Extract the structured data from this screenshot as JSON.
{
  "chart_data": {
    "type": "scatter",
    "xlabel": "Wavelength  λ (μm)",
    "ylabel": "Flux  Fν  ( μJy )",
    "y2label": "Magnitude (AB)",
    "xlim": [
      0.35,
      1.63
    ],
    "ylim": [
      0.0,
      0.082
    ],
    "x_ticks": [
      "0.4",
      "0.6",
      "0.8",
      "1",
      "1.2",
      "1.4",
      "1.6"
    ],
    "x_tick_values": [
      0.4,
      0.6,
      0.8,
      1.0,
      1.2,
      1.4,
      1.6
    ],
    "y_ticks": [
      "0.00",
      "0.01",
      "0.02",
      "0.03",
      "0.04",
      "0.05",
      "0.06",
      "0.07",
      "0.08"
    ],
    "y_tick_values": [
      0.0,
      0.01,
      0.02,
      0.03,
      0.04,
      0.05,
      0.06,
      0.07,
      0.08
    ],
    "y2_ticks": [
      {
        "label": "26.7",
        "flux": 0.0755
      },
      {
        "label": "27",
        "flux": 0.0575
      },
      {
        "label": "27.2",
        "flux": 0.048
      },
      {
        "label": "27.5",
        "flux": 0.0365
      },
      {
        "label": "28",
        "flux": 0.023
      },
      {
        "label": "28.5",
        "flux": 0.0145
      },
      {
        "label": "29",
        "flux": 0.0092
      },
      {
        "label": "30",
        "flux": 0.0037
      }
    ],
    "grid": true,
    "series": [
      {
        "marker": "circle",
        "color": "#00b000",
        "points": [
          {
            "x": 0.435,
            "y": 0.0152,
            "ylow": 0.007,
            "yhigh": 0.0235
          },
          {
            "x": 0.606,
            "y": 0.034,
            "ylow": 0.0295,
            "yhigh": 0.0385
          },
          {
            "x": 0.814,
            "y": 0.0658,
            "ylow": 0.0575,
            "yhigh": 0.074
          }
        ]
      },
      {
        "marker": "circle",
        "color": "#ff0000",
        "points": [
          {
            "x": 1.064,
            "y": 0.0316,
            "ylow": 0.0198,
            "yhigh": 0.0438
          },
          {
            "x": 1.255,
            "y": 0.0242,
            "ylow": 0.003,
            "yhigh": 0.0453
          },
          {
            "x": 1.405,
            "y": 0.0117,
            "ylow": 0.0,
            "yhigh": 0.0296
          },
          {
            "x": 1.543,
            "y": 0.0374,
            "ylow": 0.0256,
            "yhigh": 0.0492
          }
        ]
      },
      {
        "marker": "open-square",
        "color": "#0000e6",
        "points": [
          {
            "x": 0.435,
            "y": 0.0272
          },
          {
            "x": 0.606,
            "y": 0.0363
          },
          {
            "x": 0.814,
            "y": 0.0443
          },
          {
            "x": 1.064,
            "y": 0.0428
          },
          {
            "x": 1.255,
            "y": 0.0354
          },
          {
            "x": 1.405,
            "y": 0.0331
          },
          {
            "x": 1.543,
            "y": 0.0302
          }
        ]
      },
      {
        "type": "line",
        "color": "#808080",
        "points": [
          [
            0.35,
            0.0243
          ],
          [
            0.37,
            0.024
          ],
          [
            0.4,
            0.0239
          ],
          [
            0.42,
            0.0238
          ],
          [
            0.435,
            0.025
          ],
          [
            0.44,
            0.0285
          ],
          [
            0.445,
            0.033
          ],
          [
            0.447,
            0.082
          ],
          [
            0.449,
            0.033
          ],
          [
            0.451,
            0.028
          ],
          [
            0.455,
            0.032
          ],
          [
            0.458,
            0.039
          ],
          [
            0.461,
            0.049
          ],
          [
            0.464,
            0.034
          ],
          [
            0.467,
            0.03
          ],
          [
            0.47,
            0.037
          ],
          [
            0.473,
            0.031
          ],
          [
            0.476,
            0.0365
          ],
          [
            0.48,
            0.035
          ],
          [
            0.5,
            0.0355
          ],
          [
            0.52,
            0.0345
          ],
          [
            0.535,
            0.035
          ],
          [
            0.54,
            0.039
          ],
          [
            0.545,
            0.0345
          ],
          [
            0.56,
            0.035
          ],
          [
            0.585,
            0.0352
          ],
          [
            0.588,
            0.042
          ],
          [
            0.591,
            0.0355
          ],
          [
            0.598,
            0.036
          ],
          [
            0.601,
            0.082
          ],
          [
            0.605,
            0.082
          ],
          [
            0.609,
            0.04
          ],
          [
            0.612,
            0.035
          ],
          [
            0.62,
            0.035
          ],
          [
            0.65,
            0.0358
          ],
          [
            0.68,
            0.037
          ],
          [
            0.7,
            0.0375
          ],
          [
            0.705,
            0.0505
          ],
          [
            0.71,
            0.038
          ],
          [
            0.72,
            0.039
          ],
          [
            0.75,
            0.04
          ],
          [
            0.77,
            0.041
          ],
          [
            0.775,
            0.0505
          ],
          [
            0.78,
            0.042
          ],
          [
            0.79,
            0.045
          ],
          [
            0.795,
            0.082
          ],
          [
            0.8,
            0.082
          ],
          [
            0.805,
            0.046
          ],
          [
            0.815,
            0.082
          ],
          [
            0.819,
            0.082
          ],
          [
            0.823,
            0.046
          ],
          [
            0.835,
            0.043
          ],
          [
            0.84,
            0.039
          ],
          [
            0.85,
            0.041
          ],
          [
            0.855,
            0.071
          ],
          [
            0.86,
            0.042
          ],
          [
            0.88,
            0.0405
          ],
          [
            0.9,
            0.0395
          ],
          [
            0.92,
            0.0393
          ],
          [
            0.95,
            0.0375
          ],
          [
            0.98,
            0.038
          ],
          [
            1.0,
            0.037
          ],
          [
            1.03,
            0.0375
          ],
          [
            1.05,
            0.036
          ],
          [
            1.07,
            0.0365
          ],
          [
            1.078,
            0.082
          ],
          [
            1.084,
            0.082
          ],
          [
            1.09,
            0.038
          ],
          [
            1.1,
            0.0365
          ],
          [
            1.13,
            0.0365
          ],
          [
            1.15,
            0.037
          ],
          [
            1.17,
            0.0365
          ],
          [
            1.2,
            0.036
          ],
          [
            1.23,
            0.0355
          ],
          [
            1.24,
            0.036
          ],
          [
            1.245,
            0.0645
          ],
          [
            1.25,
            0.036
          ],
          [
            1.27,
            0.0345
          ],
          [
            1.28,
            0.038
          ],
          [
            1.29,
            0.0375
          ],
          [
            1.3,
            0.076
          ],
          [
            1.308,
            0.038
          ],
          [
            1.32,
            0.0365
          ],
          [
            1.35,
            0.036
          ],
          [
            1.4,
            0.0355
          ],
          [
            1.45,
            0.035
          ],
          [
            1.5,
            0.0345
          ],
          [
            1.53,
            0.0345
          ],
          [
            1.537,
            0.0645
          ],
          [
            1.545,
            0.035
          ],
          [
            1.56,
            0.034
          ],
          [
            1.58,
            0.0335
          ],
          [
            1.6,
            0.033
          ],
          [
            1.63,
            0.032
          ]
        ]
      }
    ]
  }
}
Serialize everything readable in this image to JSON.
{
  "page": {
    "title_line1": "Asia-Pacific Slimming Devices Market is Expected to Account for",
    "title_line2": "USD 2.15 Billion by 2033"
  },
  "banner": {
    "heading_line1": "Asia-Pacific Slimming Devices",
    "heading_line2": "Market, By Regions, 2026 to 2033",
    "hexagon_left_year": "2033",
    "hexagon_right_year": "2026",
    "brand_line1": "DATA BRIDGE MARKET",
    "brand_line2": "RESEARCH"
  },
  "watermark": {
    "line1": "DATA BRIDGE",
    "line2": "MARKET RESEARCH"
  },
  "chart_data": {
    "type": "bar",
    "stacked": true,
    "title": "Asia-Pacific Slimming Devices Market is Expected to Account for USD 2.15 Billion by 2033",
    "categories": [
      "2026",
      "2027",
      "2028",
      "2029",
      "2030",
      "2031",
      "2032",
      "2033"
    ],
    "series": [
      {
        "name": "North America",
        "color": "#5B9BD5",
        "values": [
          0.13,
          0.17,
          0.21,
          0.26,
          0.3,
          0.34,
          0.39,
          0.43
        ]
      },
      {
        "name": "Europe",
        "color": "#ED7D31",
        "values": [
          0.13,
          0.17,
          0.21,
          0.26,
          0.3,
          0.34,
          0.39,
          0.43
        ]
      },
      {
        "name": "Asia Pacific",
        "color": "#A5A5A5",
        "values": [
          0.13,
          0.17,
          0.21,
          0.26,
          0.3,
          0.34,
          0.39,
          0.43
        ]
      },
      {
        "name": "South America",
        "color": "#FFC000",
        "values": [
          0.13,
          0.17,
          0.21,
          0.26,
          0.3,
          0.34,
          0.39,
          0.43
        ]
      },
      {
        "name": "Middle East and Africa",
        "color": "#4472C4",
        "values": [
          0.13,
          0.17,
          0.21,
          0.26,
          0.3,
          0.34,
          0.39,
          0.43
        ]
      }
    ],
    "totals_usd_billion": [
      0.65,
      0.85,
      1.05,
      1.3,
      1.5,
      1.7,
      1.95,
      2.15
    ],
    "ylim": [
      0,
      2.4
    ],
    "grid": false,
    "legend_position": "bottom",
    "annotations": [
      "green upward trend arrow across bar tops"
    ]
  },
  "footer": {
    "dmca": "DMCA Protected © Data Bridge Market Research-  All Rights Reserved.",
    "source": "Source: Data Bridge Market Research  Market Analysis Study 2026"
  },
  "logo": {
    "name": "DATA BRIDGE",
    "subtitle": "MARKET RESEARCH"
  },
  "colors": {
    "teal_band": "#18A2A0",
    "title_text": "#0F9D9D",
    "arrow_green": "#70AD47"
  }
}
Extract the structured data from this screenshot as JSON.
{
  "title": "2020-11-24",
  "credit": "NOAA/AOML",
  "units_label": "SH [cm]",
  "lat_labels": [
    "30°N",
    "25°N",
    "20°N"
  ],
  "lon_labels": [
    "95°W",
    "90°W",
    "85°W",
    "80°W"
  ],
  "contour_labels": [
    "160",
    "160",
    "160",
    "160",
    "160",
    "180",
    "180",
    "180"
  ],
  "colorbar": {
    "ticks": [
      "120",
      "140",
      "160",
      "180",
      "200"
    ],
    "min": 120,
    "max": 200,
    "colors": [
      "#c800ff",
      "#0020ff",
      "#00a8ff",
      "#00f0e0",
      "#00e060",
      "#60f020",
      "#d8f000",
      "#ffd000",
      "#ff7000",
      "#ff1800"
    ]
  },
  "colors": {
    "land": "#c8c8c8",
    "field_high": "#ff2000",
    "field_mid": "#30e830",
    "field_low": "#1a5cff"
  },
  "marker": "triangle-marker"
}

=-=-=

EXERCISE
Extract every line that has the string "ylow" in it.

WRITTEN ANSWER
            "ylow": 0.007,
            "ylow": 0.0295,
            "ylow": 0.0575,
            "ylow": 0.0198,
            "ylow": 0.003,
            "ylow": 0.0,
            "ylow": 0.0256,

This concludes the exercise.